» SHORT TASK
Retype the material below. Keep every word exactly as it is.

(Data listing)
** Start **

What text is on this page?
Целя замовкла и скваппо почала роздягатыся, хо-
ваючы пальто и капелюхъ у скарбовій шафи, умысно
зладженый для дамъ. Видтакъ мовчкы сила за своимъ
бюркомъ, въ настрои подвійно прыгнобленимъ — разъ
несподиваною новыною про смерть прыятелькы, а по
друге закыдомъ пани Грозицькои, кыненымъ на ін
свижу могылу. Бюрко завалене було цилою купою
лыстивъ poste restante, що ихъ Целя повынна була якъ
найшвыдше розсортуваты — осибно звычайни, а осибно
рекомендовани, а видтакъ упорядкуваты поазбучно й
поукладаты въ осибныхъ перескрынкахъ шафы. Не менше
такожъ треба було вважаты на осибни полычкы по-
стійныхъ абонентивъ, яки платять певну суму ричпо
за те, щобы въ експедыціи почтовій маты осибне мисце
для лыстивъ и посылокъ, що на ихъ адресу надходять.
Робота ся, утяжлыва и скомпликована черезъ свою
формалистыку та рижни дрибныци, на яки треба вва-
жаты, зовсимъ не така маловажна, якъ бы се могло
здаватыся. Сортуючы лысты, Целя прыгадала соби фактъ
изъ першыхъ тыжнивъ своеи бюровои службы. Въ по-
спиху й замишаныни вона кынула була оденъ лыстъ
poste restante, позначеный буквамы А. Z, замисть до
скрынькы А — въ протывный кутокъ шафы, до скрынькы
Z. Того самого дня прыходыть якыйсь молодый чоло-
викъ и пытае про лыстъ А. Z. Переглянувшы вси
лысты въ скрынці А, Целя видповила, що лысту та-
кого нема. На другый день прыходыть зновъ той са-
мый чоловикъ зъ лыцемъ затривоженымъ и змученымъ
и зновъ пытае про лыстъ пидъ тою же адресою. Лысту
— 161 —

** End **

» SOLVED EXERCISE
What text is on this page?
Целя замовкла и скваппо почала роздягатыся, хо-
ваючы пальто и капелюхъ у скарбовій шафи, умысно
зладженый для дамъ. Видтакъ мовчкы сила за своимъ
бюркомъ, въ настрои подвійно прыгнобленимъ — разъ
несподиваною новыною про смерть прыятелькы, а по
друге закыдомъ пани Грозицькои, кыненымъ на ін
свижу могылу. Бюрко завалене було цилою купою
лыстивъ poste restante, що ихъ Целя повынна була якъ
найшвыдше розсортуваты — осибно звычайни, а осибно
рекомендовани, а видтакъ упорядкуваты поазбучно й
поукладаты въ осибныхъ перескрынкахъ шафы. Не менше
такожъ треба було вважаты на осибни полычкы по-
стійныхъ абонентивъ, яки платять певну суму ричпо
за те, щобы въ експедыціи почтовій маты осибне мисце
для лыстивъ и посылокъ, що на ихъ адресу надходять.
Робота ся, утяжлыва и скомпликована черезъ свою
формалистыку та рижни дрибныци, на яки треба вва-
жаты, зовсимъ не така маловажна, якъ бы се могло
здаватыся. Сортуючы лысты, Целя прыгадала соби фактъ
изъ першыхъ тыжнивъ своеи бюровои службы. Въ по-
спиху й замишаныни вона кынула була оденъ лыстъ
poste restante, позначеный буквамы А. Z, замисть до
скрынькы А — въ протывный кутокъ шафы, до скрынькы
Z. Того самого дня прыходыть якыйсь молодый чоло-
викъ и пытае про лыстъ А. Z. Переглянувшы вси
лысты въ скрынці А, Целя видповила, що лысту та-
кого нема. На другый день прыходыть зновъ той са-
мый чоловикъ зъ лыцемъ затривоженымъ и змученымъ
и зновъ пытае про лыстъ пидъ тою же адресою. Лысту
— 161 —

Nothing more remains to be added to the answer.